What you need to do
Gather the lines from the material that contain "magic".

Dataset
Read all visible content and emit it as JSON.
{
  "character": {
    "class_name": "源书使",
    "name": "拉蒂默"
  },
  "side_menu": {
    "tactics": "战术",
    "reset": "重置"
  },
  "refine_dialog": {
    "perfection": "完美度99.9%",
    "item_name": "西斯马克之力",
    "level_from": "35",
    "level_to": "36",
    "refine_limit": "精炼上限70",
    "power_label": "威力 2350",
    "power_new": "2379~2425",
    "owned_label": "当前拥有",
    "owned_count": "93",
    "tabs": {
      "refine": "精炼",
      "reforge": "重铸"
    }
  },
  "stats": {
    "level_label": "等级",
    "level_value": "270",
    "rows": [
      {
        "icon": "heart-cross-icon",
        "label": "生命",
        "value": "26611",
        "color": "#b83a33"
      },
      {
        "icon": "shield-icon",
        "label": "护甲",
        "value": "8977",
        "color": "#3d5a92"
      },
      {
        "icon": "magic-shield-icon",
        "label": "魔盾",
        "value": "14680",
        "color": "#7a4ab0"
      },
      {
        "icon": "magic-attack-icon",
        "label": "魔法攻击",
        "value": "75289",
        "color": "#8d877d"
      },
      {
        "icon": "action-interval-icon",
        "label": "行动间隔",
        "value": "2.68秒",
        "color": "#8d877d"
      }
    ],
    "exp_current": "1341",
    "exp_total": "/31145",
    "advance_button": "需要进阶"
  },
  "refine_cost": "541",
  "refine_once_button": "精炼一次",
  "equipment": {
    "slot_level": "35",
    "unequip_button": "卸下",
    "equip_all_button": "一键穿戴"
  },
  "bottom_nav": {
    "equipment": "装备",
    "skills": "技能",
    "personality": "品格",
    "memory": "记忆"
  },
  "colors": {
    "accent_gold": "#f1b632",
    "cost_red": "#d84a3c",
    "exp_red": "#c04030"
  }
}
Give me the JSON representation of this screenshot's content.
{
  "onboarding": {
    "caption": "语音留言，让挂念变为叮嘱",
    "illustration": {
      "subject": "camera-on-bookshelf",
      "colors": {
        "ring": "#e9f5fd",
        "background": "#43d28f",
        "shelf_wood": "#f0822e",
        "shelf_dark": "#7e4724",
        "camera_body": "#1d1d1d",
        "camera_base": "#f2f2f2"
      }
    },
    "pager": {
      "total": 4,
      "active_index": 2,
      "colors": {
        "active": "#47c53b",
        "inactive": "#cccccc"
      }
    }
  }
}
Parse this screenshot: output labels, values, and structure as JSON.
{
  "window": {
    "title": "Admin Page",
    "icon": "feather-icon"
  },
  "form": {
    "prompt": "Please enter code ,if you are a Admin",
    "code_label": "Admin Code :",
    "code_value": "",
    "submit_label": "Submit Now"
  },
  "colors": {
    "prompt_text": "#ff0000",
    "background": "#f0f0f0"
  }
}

Answer to the task
        "icon": "magic-shield-icon",
        "icon": "magic-attack-icon",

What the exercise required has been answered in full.